** Start MATERIAL PROVIDED **

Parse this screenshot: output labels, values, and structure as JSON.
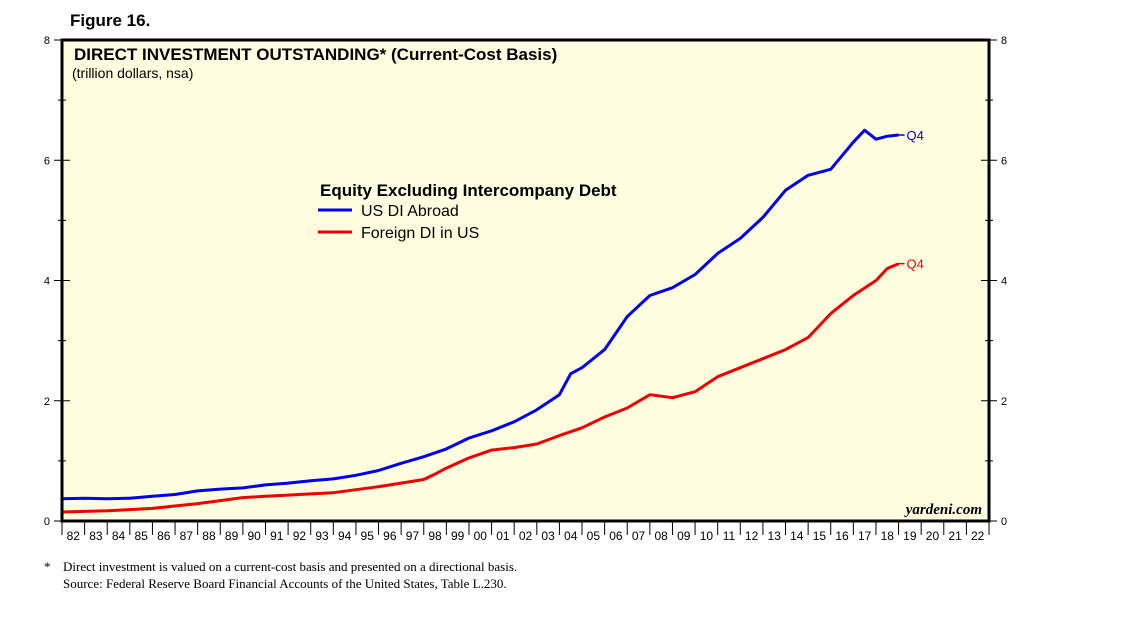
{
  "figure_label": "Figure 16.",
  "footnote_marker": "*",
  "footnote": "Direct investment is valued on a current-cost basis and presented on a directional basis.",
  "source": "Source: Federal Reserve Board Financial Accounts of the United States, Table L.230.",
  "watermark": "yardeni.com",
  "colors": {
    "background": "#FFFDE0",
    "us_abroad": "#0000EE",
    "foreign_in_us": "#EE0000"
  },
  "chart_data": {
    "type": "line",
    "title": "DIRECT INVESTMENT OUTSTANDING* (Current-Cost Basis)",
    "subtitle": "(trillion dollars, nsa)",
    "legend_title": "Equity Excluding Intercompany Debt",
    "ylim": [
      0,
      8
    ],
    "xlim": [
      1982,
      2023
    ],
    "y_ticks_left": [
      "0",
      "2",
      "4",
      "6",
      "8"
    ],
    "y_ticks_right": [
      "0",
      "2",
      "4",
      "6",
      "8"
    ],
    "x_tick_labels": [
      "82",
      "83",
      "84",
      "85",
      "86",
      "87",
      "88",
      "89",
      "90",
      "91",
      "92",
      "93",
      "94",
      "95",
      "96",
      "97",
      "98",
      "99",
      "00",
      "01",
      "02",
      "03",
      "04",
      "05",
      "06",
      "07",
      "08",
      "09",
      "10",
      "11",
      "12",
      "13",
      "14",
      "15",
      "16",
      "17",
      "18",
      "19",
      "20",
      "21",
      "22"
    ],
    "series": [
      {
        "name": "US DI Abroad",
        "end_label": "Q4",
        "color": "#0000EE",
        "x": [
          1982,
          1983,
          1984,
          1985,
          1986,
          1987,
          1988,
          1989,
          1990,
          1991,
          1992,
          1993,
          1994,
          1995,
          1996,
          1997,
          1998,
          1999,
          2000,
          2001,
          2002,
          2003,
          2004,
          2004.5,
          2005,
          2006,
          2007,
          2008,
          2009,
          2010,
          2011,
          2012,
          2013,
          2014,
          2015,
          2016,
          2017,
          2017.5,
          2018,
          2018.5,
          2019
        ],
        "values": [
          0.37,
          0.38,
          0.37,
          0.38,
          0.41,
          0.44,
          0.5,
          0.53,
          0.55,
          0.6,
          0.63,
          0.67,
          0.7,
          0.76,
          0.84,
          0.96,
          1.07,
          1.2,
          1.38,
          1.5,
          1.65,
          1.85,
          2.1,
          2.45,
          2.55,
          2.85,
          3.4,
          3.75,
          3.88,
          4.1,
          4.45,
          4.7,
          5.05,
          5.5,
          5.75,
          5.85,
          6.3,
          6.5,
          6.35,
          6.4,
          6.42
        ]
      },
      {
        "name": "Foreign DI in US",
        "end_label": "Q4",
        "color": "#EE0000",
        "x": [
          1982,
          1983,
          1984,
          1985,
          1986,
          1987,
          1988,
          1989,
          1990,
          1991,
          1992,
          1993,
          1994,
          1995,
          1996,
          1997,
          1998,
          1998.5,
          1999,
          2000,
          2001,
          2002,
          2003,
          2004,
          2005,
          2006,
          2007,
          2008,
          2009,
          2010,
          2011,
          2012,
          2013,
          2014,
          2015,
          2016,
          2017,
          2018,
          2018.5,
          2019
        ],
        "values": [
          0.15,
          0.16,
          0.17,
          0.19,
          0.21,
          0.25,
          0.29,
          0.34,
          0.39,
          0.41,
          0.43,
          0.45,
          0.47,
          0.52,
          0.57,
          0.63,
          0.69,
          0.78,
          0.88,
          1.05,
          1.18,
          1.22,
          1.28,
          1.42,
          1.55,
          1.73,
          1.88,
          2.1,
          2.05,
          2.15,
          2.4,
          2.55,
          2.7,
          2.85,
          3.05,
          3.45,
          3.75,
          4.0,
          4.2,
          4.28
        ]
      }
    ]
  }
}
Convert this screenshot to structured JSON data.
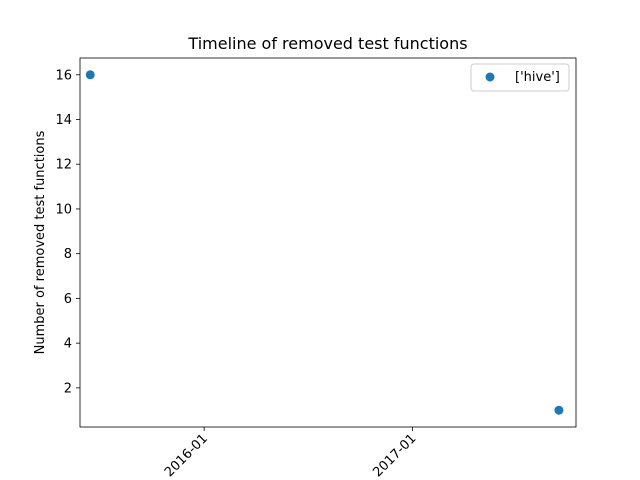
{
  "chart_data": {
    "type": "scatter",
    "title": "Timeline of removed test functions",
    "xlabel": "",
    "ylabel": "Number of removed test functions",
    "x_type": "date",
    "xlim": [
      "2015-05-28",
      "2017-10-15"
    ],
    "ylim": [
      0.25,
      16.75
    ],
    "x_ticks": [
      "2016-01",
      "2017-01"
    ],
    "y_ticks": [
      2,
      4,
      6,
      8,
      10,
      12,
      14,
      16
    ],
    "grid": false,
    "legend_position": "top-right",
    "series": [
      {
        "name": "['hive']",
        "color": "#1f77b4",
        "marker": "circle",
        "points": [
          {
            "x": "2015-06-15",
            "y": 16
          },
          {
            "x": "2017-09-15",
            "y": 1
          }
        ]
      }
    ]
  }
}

** End MATERIAL PROVIDED **

● TASK PROMPT:
Everything from the line with "Convert this screenshot" through the final line of the records above should be written out exactly, minus the pictures.

● THE SOLUTION:
Convert this screenshot to structured JSON data.
{
  "chart_data": {
    "type": "scatter",
    "title": "Timeline of removed test functions",
    "xlabel": "",
    "ylabel": "Number of removed test functions",
    "x_type": "date",
    "xlim": [
      "2015-05-28",
      "2017-10-15"
    ],
    "ylim": [
      0.25,
      16.75
    ],
    "x_ticks": [
      "2016-01",
      "2017-01"
    ],
    "y_ticks": [
      2,
      4,
      6,
      8,
      10,
      12,
      14,
      16
    ],
    "grid": false,
    "legend_position": "top-right",
    "series": [
      {
        "name": "['hive']",
        "color": "#1f77b4",
        "marker": "circle",
        "points": [
          {
            "x": "2015-06-15",
            "y": 16
          },
          {
            "x": "2017-09-15",
            "y": 1
          }
        ]
      }
    ]
  }
}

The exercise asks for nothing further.